Work instructions: Repeat every line of the listing below exactly, minus the pictures.

Collection entries:
<<<<

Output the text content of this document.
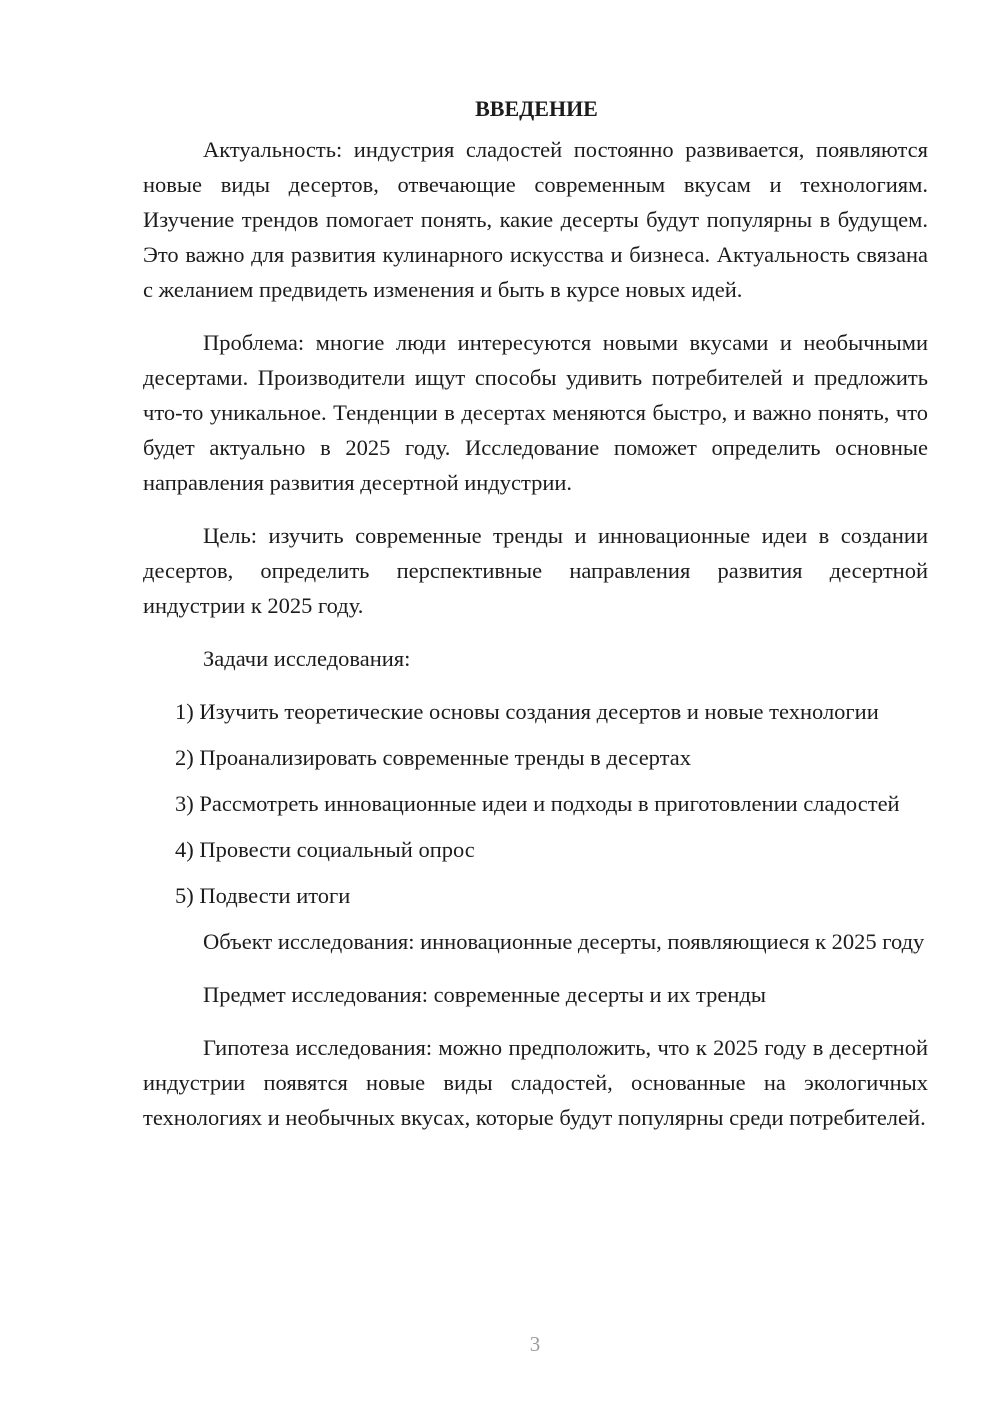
ВВЕДЕНИЕ

Актуальность: индустрия сладостей постоянно развивается, появляются новые виды десертов, отвечающие современным вкусам и технологиям. Изучение трендов помогает понять, какие десерты будут популярны в будущем. Это важно для развития кулинарного искусства и бизнеса. Актуальность связана с желанием предвидеть изменения и быть в курсе новых идей.

Проблема: многие люди интересуются новыми вкусами и необычными десертами. Производители ищут способы удивить потребителей и предложить что-то уникальное. Тенденции в десертах меняются быстро, и важно понять, что будет актуально в 2025 году. Исследование поможет определить основные направления развития десертной индустрии.

Цель: изучить современные тренды и инновационные идеи в создании десертов, определить перспективные направления развития десертной индустрии к 2025 году.

Задачи исследования:

1) Изучить теоретические основы создания десертов и новые технологии

2) Проанализировать современные тренды в десертах

3) Рассмотреть инновационные идеи и подходы в приготовлении сладостей

4) Провести социальный опрос

5) Подвести итоги

Объект исследования: инновационные десерты, появляющиеся к 2025 году

Предмет исследования: современные десерты и их тренды

Гипотеза исследования: можно предположить, что к 2025 году в десертной индустрии появятся новые виды сладостей, основанные на экологичных технологиях и необычных вкусах, которые будут популярны среди потребителей.

3
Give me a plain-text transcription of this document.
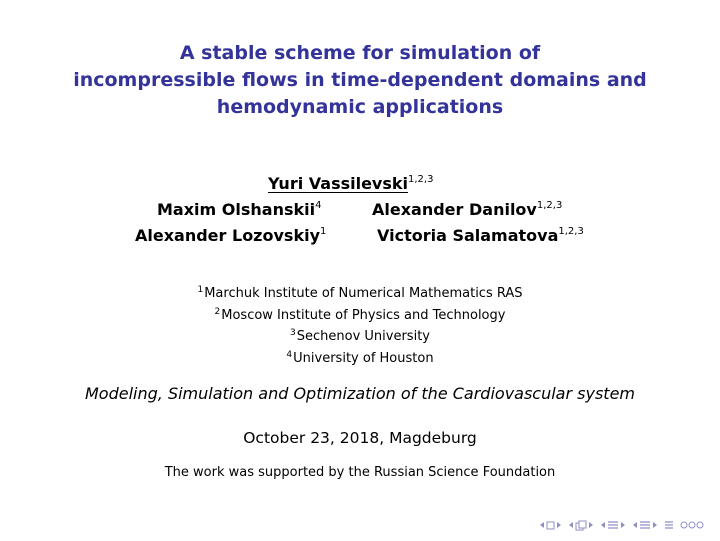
A stable scheme for simulation of
incompressible flows in time-dependent domains and
hemodynamic applications
Yuri Vassilevski$^{1,2,3}$
Maxim Olshanskii$^4$	Alexander Danilov$^{1,2,3}$
Alexander Lozovskiy$^1$	Victoria Salamatova$^{1,2,3}$
$^1$Marchuk Institute of Numerical Mathematics RAS
$^2$Moscow Institute of Physics and Technology
$^3$Sechenov University
$^4$University of Houston
Modeling, Simulation and Optimization of the Cardiovascular system
October 23, 2018, Magdeburg
The work was supported by the Russian Science Foundation
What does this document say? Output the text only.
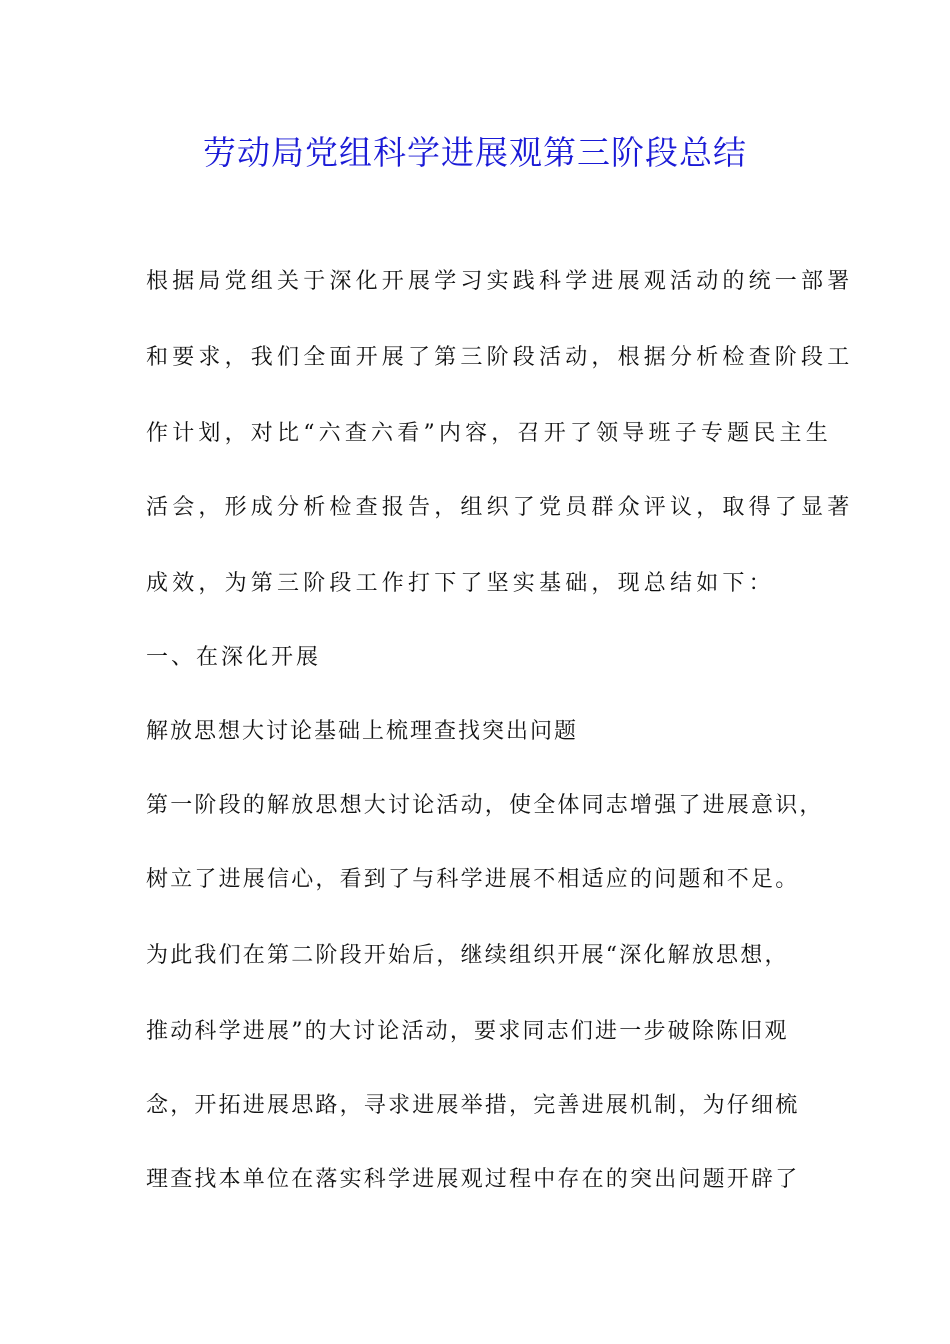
劳动局党组科学进展观第三阶段总结
根据局党组关于深化开展学习实践科学进展观活动的统一部署
和要求，我们全面开展了第三阶段活动，根据分析检查阶段工
作计划，对比“六查六看”内容，召开了领导班子专题民主生
活会，形成分析检查报告，组织了党员群众评议，取得了显著
成效，为第三阶段工作打下了坚实基础，现总结如下：
一、在深化开展
解放思想大讨论基础上梳理查找突出问题
第一阶段的解放思想大讨论活动，使全体同志增强了进展意识，
树立了进展信心，看到了与科学进展不相适应的问题和不足。
为此我们在第二阶段开始后，继续组织开展“深化解放思想，
推动科学进展”的大讨论活动，要求同志们进一步破除陈旧观
念，开拓进展思路，寻求进展举措，完善进展机制，为仔细梳
理查找本单位在落实科学进展观过程中存在的突出问题开辟了
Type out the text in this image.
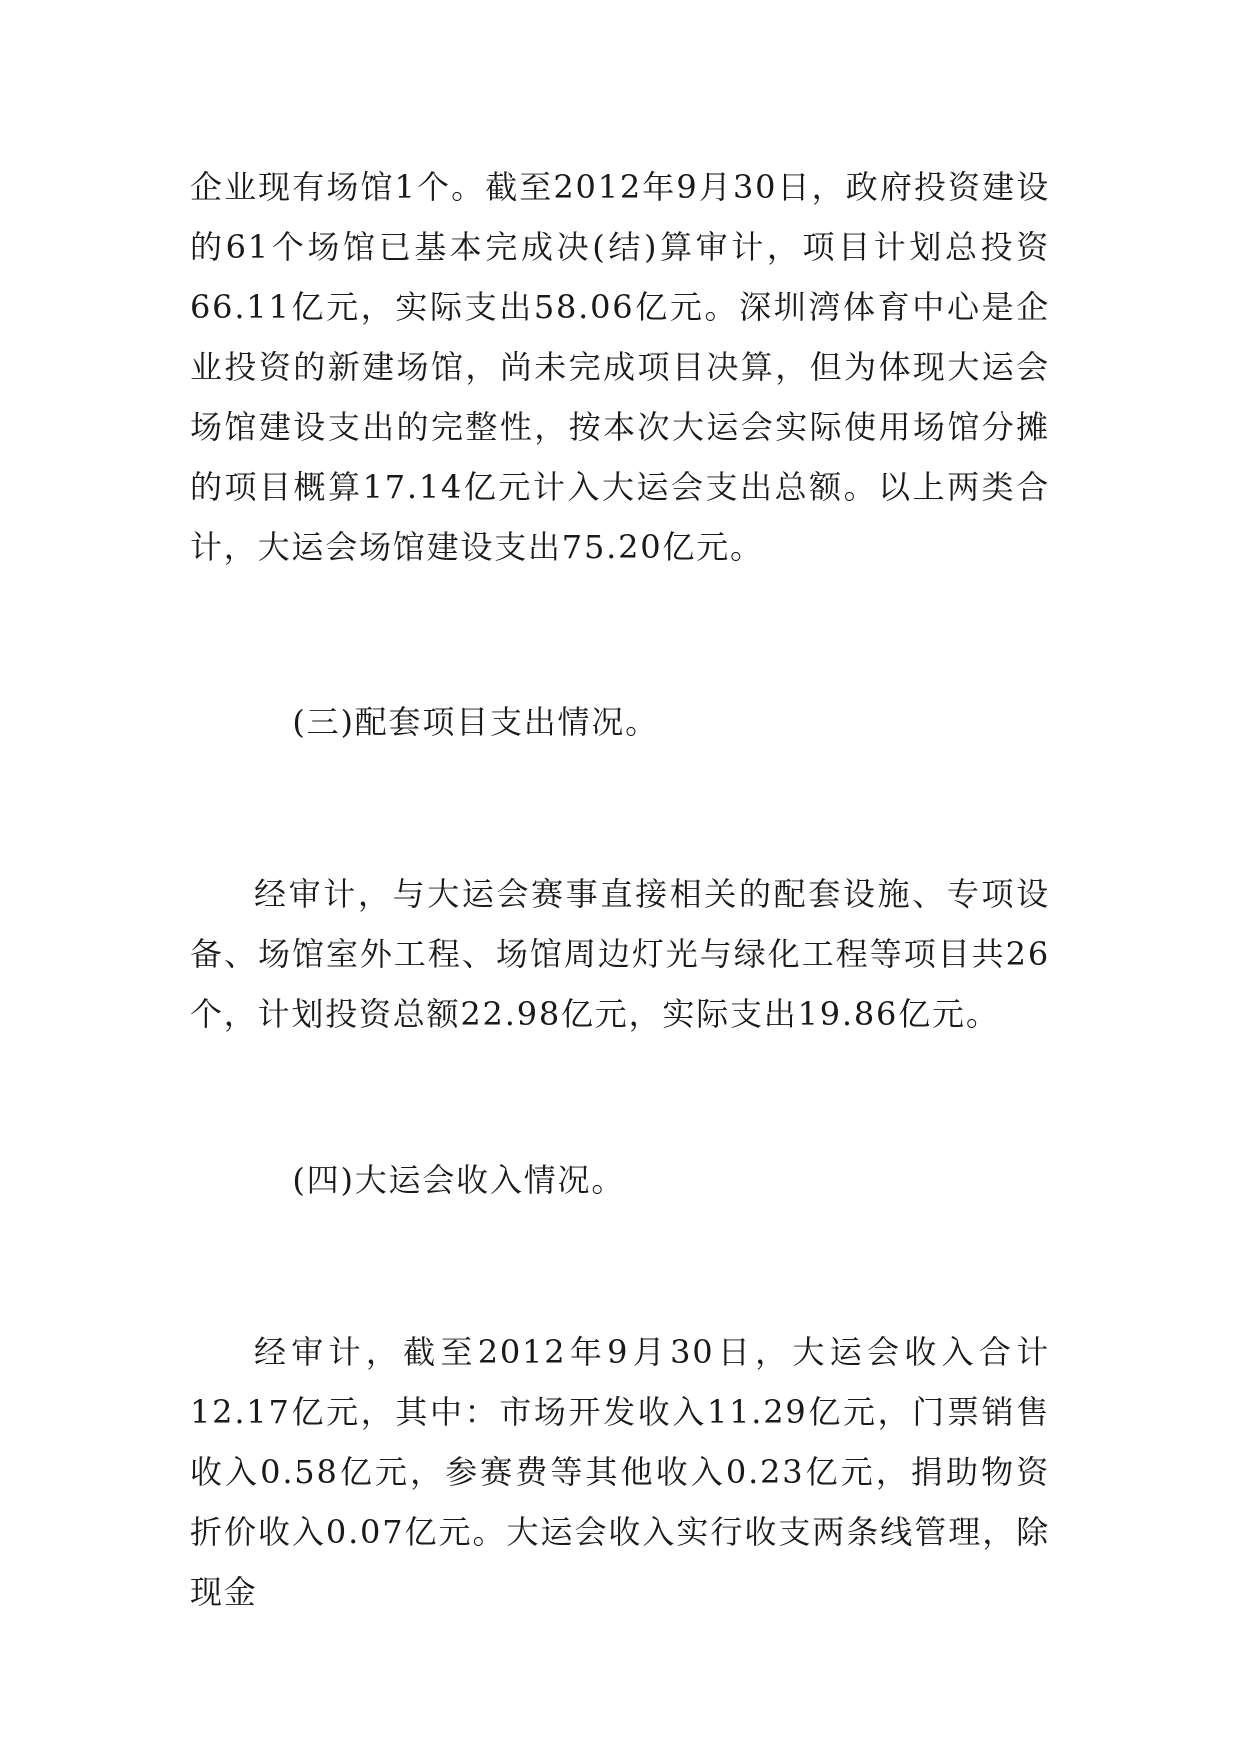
企业现有场馆1个。截至2012年9月30日，政府投资建设的61个场馆已基本完成决(结)算审计，项目计划总投资66.11亿元，实际支出58.06亿元。深圳湾体育中心是企业投资的新建场馆，尚未完成项目决算，但为体现大运会场馆建设支出的完整性，按本次大运会实际使用场馆分摊的项目概算17.14亿元计入大运会支出总额。以上两类合计，大运会场馆建设支出75.20亿元。

(三)配套项目支出情况。

经审计，与大运会赛事直接相关的配套设施、专项设备、场馆室外工程、场馆周边灯光与绿化工程等项目共26个，计划投资总额22.98亿元，实际支出19.86亿元。

(四)大运会收入情况。

经审计，截至2012年9月30日，大运会收入合计12.17亿元，其中：市场开发收入11.29亿元，门票销售收入0.58亿元，参赛费等其他收入0.23亿元，捐助物资折价收入0.07亿元。大运会收入实行收支两条线管理，除现金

>>>>

Task answer:
Output the text content of this document.
ВВЕДЕНИЕ

Актуальность: индустрия сладостей постоянно развивается, появляются новые виды десертов, отвечающие современным вкусам и технологиям. Изучение трендов помогает понять, какие десерты будут популярны в будущем. Это важно для развития кулинарного искусства и бизнеса. Актуальность связана с желанием предвидеть изменения и быть в курсе новых идей.

Проблема: многие люди интересуются новыми вкусами и необычными десертами. Производители ищут способы удивить потребителей и предложить что-то уникальное. Тенденции в десертах меняются быстро, и важно понять, что будет актуально в 2025 году. Исследование поможет определить основные направления развития десертной индустрии.

Цель: изучить современные тренды и инновационные идеи в создании десертов, определить перспективные направления развития десертной индустрии к 2025 году.

Задачи исследования:

1) Изучить теоретические основы создания десертов и новые технологии

2) Проанализировать современные тренды в десертах

3) Рассмотреть инновационные идеи и подходы в приготовлении сладостей

4) Провести социальный опрос

5) Подвести итоги

Объект исследования: инновационные десерты, появляющиеся к 2025 году

Предмет исследования: современные десерты и их тренды

Гипотеза исследования: можно предположить, что к 2025 году в десертной индустрии появятся новые виды сладостей, основанные на экологичных технологиях и необычных вкусах, которые будут популярны среди потребителей.

3
Give me a plain-text transcription of this document.
A stable scheme for simulation of
incompressible flows in time-dependent domains and
hemodynamic applications
Yuri Vassilevski$^{1,2,3}$
Maxim Olshanskii$^4$	Alexander Danilov$^{1,2,3}$
Alexander Lozovskiy$^1$	Victoria Salamatova$^{1,2,3}$
$^1$Marchuk Institute of Numerical Mathematics RAS
$^2$Moscow Institute of Physics and Technology
$^3$Sechenov University
$^4$University of Houston
Modeling, Simulation and Optimization of the Cardiovascular system
October 23, 2018, Magdeburg
The work was supported by the Russian Science Foundation
What does this document say? Output the text only.
劳动局党组科学进展观第三阶段总结
根据局党组关于深化开展学习实践科学进展观活动的统一部署
和要求，我们全面开展了第三阶段活动，根据分析检查阶段工
作计划，对比“六查六看”内容，召开了领导班子专题民主生
活会，形成分析检查报告，组织了党员群众评议，取得了显著
成效，为第三阶段工作打下了坚实基础，现总结如下：
一、在深化开展
解放思想大讨论基础上梳理查找突出问题
第一阶段的解放思想大讨论活动，使全体同志增强了进展意识，
树立了进展信心，看到了与科学进展不相适应的问题和不足。
为此我们在第二阶段开始后，继续组织开展“深化解放思想，
推动科学进展”的大讨论活动，要求同志们进一步破除陈旧观
念，开拓进展思路，寻求进展举措，完善进展机制，为仔细梳
理查找本单位在落实科学进展观过程中存在的突出问题开辟了
Type out the text in this image.
企业现有场馆1个。截至2012年9月30日，政府投资建设的61个场馆已基本完成决(结)算审计，项目计划总投资66.11亿元，实际支出58.06亿元。深圳湾体育中心是企业投资的新建场馆，尚未完成项目决算，但为体现大运会场馆建设支出的完整性，按本次大运会实际使用场馆分摊的项目概算17.14亿元计入大运会支出总额。以上两类合计，大运会场馆建设支出75.20亿元。

(三)配套项目支出情况。

经审计，与大运会赛事直接相关的配套设施、专项设备、场馆室外工程、场馆周边灯光与绿化工程等项目共26个，计划投资总额22.98亿元，实际支出19.86亿元。

(四)大运会收入情况。

经审计，截至2012年9月30日，大运会收入合计12.17亿元，其中：市场开发收入11.29亿元，门票销售收入0.58亿元，参赛费等其他收入0.23亿元，捐助物资折价收入0.07亿元。大运会收入实行收支两条线管理，除现金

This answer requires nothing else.